> WHAT TO DO: Reproduce all entries word for word.

── ENTRIES

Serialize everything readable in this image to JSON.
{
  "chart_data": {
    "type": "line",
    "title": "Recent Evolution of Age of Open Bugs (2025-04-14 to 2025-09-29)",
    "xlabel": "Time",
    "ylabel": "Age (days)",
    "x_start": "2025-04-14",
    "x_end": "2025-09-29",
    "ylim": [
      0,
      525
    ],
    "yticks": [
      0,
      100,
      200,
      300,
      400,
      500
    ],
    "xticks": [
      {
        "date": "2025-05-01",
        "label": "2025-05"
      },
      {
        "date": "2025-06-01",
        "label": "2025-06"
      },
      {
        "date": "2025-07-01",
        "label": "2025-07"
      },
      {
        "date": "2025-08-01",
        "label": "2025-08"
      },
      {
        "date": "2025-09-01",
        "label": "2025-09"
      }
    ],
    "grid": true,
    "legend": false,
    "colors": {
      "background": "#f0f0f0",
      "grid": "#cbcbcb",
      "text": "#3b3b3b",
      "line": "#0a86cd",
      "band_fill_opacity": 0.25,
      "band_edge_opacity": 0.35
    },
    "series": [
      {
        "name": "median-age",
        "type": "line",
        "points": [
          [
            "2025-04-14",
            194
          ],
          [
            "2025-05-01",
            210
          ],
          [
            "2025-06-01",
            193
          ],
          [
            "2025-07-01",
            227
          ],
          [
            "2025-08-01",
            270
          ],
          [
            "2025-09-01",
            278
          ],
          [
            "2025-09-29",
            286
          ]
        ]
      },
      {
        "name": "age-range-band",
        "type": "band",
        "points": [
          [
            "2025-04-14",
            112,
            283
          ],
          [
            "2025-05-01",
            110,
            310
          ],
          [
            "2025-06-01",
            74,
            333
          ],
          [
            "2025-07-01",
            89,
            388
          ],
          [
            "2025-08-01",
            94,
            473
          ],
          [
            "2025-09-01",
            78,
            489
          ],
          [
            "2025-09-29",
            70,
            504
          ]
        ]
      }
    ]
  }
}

────

> TASK SOLUTION:
Serialize everything readable in this image to JSON.
{
  "chart_data": {
    "type": "line",
    "title": "Recent Evolution of Age of Open Bugs (2025-04-14 to 2025-09-29)",
    "xlabel": "Time",
    "ylabel": "Age (days)",
    "x_start": "2025-04-14",
    "x_end": "2025-09-29",
    "ylim": [
      0,
      525
    ],
    "yticks": [
      0,
      100,
      200,
      300,
      400,
      500
    ],
    "xticks": [
      {
        "date": "2025-05-01",
        "label": "2025-05"
      },
      {
        "date": "2025-06-01",
        "label": "2025-06"
      },
      {
        "date": "2025-07-01",
        "label": "2025-07"
      },
      {
        "date": "2025-08-01",
        "label": "2025-08"
      },
      {
        "date": "2025-09-01",
        "label": "2025-09"
      }
    ],
    "grid": true,
    "legend": false,
    "colors": {
      "background": "#f0f0f0",
      "grid": "#cbcbcb",
      "text": "#3b3b3b",
      "line": "#0a86cd",
      "band_fill_opacity": 0.25,
      "band_edge_opacity": 0.35
    },
    "series": [
      {
        "name": "median-age",
        "type": "line",
        "points": [
          [
            "2025-04-14",
            194
          ],
          [
            "2025-05-01",
            210
          ],
          [
            "2025-06-01",
            193
          ],
          [
            "2025-07-01",
            227
          ],
          [
            "2025-08-01",
            270
          ],
          [
            "2025-09-01",
            278
          ],
          [
            "2025-09-29",
            286
          ]
        ]
      },
      {
        "name": "age-range-band",
        "type": "band",
        "points": [
          [
            "2025-04-14",
            112,
            283
          ],
          [
            "2025-05-01",
            110,
            310
          ],
          [
            "2025-06-01",
            74,
            333
          ],
          [
            "2025-07-01",
            89,
            388
          ],
          [
            "2025-08-01",
            94,
            473
          ],
          [
            "2025-09-01",
            78,
            489
          ],
          [
            "2025-09-29",
            70,
            504
          ]
        ]
      }
    ]
  }
}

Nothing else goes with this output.